◆ **The problem**:
Scan the listing and work out how many lines contain the word "instrument". Nothing but the number should be given.

[start of Recorded information]

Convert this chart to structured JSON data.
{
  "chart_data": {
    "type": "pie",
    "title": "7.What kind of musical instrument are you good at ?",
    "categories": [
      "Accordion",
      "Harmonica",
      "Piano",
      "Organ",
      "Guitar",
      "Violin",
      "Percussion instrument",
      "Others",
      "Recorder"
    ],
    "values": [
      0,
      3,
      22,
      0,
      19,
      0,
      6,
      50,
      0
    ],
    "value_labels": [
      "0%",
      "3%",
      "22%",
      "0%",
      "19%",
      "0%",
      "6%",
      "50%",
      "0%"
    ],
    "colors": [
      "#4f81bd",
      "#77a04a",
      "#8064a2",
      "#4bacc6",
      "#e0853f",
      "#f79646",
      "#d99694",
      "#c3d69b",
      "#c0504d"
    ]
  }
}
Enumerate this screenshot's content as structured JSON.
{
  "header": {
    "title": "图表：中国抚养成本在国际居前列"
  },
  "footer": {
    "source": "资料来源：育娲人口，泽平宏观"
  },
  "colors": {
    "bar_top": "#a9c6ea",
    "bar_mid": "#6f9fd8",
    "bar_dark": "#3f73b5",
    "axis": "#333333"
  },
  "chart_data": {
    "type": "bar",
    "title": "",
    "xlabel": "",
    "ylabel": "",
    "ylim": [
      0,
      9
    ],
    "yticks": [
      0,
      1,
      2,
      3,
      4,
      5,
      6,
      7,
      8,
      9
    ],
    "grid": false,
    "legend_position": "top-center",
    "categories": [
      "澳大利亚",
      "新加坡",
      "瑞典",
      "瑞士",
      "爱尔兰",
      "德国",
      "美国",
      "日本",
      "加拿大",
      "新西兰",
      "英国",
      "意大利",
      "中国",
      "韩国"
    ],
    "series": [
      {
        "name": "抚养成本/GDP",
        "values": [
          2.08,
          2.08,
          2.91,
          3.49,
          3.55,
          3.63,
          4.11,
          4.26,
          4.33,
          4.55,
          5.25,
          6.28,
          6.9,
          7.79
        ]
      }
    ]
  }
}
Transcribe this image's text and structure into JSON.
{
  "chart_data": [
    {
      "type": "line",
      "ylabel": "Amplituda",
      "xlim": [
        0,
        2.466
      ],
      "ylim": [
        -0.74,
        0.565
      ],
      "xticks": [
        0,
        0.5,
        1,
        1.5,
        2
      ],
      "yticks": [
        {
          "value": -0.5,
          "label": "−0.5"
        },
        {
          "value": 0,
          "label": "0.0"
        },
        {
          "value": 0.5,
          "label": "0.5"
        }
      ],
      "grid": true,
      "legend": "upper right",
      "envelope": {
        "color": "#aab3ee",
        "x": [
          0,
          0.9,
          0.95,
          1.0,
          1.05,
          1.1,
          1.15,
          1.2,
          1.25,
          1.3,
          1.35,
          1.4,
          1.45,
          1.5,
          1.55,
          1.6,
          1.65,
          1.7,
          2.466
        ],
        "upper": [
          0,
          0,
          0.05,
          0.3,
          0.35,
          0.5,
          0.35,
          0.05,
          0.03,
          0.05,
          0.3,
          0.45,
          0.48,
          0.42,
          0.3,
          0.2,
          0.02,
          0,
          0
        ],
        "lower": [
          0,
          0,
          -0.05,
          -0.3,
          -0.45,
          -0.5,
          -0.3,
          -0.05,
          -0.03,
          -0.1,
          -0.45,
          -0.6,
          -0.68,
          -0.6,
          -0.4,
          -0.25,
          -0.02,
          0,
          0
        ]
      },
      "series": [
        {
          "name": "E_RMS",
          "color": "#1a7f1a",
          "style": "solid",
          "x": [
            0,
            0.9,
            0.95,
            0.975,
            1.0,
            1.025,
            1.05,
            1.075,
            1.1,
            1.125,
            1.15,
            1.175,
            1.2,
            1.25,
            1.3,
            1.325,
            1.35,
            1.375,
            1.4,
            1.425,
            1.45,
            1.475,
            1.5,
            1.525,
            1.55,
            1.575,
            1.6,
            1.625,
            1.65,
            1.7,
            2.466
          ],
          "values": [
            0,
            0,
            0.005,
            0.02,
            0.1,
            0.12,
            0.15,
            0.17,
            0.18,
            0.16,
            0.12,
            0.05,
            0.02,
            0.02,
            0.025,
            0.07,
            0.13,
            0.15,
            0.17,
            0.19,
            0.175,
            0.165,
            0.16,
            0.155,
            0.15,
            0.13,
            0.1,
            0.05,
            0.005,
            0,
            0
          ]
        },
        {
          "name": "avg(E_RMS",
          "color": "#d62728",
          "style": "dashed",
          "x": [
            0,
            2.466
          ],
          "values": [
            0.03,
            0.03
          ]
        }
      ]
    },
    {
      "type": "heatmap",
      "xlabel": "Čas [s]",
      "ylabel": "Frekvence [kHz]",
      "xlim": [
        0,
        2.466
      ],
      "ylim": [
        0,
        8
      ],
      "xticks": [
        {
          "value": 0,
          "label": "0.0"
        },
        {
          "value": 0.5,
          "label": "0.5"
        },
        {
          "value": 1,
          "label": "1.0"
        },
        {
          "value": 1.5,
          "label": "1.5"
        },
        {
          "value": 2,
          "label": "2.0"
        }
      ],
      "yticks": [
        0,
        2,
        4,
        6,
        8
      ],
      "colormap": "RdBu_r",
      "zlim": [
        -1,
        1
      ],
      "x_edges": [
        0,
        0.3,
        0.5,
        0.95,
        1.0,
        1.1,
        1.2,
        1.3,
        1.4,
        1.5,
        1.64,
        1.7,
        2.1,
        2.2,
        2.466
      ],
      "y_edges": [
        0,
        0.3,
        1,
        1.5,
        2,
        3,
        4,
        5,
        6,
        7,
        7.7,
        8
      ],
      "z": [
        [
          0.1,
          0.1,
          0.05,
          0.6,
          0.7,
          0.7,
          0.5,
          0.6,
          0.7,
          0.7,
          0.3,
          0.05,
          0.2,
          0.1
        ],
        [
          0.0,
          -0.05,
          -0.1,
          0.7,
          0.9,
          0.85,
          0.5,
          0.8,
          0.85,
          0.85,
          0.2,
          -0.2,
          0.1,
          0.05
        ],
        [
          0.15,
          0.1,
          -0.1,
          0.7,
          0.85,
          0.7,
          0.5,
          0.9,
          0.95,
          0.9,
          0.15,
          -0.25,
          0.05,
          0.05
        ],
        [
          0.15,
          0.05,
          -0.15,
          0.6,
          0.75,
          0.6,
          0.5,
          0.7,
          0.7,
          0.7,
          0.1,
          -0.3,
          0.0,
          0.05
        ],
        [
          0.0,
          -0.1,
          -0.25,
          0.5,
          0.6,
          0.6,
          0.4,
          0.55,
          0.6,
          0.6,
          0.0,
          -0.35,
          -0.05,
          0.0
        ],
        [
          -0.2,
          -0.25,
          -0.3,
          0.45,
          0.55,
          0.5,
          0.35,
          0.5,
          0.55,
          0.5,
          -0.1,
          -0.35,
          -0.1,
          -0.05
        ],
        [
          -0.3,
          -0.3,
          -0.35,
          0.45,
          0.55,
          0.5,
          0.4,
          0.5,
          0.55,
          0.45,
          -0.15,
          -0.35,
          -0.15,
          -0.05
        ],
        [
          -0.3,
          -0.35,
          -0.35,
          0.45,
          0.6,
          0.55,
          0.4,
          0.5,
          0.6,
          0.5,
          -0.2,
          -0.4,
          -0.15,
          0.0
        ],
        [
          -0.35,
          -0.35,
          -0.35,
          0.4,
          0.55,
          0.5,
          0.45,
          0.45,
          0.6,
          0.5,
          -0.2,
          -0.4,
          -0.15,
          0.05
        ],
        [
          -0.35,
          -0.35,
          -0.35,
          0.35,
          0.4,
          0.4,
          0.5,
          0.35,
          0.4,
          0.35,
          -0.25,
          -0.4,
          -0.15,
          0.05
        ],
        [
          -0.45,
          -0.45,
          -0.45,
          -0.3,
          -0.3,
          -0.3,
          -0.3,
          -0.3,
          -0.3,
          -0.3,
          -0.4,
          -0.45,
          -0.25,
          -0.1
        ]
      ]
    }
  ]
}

[end of Recorded information]

◆ **Answer in full**:
2